* Dataset content:

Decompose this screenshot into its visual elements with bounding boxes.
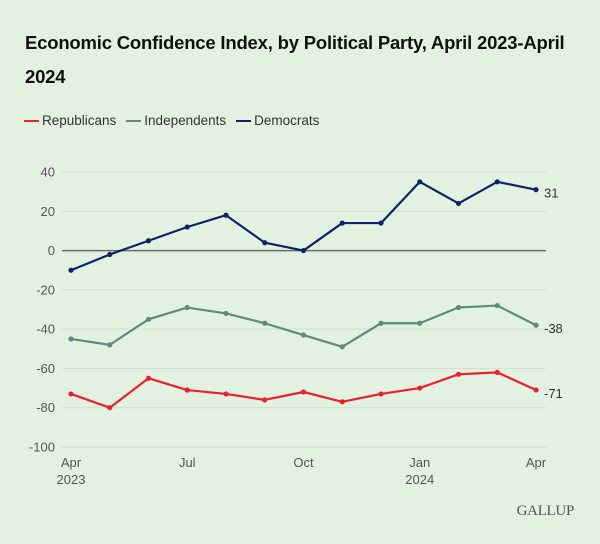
data-point-democrats bbox=[455, 200, 462, 207]
data-point-independents bbox=[184, 304, 190, 311]
y-tick-label: 20 bbox=[41, 204, 55, 219]
data-point-republicans bbox=[339, 399, 345, 405]
data-point-democrats bbox=[417, 179, 423, 185]
data-point-republicans bbox=[184, 387, 190, 393]
y-tick-label: -20 bbox=[36, 282, 55, 297]
data-point-independents bbox=[262, 320, 268, 326]
data-point-democrats bbox=[107, 251, 113, 258]
end-label-republicans: -71 bbox=[544, 386, 563, 401]
x-tick-label: Apr bbox=[61, 455, 82, 470]
legend-label-republicans: Republicans bbox=[42, 113, 117, 128]
legend-swatch-democrats bbox=[236, 119, 252, 122]
series-line-independents bbox=[70, 304, 537, 348]
data-point-independents bbox=[339, 344, 345, 350]
data-point-independents bbox=[68, 336, 74, 342]
x-tick-label: Jul bbox=[179, 455, 196, 470]
gallup-logo: GALLUP bbox=[516, 503, 575, 519]
data-point-democrats bbox=[145, 238, 152, 244]
data-point-independents bbox=[494, 302, 500, 309]
data-point-independents bbox=[417, 320, 423, 326]
x-tick-label: Oct bbox=[293, 455, 314, 470]
data-point-independents bbox=[145, 316, 152, 322]
y-tick-label: 0 bbox=[48, 243, 55, 258]
chart-title: Economic Confidence Index, by Political … bbox=[25, 32, 565, 87]
series-line-democrats bbox=[70, 180, 537, 272]
legend-swatch-republicans bbox=[24, 119, 39, 122]
data-point-republicans bbox=[262, 397, 268, 403]
y-tick-label: -80 bbox=[36, 400, 55, 415]
data-point-republicans bbox=[107, 405, 113, 411]
data-point-independents bbox=[107, 342, 113, 348]
data-point-independents bbox=[223, 310, 229, 317]
x-tick-label: Jan bbox=[409, 455, 430, 470]
end-label-independents: -38 bbox=[544, 321, 563, 336]
data-point-republicans bbox=[455, 371, 462, 377]
x-tick-label: Apr bbox=[526, 455, 547, 470]
data-point-independents bbox=[378, 320, 384, 326]
legend-item-independents: Independents bbox=[126, 113, 226, 128]
data-point-democrats bbox=[68, 267, 74, 273]
legend-swatch-independents bbox=[126, 119, 142, 122]
data-point-independents bbox=[300, 332, 307, 338]
legend-item-democrats: Democrats bbox=[236, 113, 319, 128]
data-point-democrats bbox=[533, 187, 539, 193]
data-point-democrats bbox=[300, 247, 307, 254]
x-tick-year-label: 2024 bbox=[405, 472, 434, 487]
data-point-democrats bbox=[378, 220, 384, 226]
data-point-democrats bbox=[223, 212, 229, 218]
y-tick-label: -100 bbox=[29, 440, 55, 455]
data-point-democrats bbox=[184, 224, 190, 230]
data-point-independents bbox=[455, 304, 462, 311]
y-tick-label: -40 bbox=[36, 322, 55, 337]
data-point-republicans bbox=[145, 375, 152, 381]
data-point-democrats bbox=[339, 220, 345, 226]
data-point-democrats bbox=[494, 179, 500, 185]
legend-item-republicans: Republicans bbox=[24, 113, 116, 128]
data-point-republicans bbox=[494, 369, 500, 375]
legend-label-independents: Independents bbox=[144, 113, 227, 128]
data-point-republicans bbox=[300, 389, 307, 395]
data-point-republicans bbox=[417, 385, 423, 391]
legend-label-democrats: Democrats bbox=[254, 113, 320, 128]
x-tick-year-label: 2023 bbox=[57, 472, 86, 487]
y-tick-label: 40 bbox=[41, 165, 55, 180]
y-tick-label: -60 bbox=[36, 361, 55, 376]
legend: Republicans Independents Democrats bbox=[24, 113, 319, 128]
data-point-republicans bbox=[68, 391, 74, 397]
data-point-republicans bbox=[533, 387, 539, 393]
data-point-independents bbox=[533, 322, 539, 328]
data-point-republicans bbox=[378, 391, 384, 397]
end-label-democrats: 31 bbox=[544, 186, 558, 201]
data-point-democrats bbox=[262, 240, 268, 246]
data-point-republicans bbox=[223, 391, 229, 397]
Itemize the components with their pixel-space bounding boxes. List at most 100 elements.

* Given problem: Which of the lines above contain the string "year"? Pull out each one and copy it in full.

* Full response:
x-tick-year-label: 2024 bbox=[405, 472, 434, 487]
x-tick-year-label: 2023 bbox=[57, 472, 86, 487]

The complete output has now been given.